[Opening Data extracts section]

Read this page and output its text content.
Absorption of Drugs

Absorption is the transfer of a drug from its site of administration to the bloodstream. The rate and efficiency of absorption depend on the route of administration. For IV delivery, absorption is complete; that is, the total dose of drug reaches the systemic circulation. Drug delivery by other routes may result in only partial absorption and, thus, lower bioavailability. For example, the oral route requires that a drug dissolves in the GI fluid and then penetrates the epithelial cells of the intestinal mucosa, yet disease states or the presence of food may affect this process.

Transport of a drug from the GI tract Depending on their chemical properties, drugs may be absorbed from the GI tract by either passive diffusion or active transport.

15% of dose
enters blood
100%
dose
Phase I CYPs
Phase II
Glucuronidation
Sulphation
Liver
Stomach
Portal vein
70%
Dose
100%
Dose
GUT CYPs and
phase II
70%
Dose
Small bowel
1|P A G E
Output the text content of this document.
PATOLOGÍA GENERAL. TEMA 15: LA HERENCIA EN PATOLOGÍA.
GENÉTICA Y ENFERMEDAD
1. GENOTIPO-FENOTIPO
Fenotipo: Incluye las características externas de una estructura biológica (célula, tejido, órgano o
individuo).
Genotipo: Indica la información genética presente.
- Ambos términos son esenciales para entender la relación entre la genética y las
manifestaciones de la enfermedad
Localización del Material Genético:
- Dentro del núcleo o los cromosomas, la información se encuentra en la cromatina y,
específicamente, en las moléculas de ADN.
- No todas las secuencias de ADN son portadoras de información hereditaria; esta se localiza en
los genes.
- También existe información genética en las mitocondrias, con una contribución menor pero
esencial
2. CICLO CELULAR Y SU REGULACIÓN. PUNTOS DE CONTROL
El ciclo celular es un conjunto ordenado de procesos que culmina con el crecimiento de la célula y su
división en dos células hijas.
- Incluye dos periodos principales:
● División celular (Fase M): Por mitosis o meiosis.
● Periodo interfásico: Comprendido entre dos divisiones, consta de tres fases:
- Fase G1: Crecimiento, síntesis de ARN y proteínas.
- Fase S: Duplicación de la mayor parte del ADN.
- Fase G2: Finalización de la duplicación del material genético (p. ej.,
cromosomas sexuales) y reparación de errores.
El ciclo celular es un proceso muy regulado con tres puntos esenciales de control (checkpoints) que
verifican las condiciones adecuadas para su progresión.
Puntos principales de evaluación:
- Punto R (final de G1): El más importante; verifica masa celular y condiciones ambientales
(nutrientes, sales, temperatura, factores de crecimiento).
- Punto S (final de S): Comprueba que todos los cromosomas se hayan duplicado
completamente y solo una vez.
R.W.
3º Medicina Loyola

[Closing Data extracts section]

• [To do]: What lines in the material above hold the string "condiciones"? List them.

• [Exercise output]:
verifican las condiciones adecuadas para su progresión.
- Punto R (final de G1): El más importante; verifica masa celular y condiciones ambientales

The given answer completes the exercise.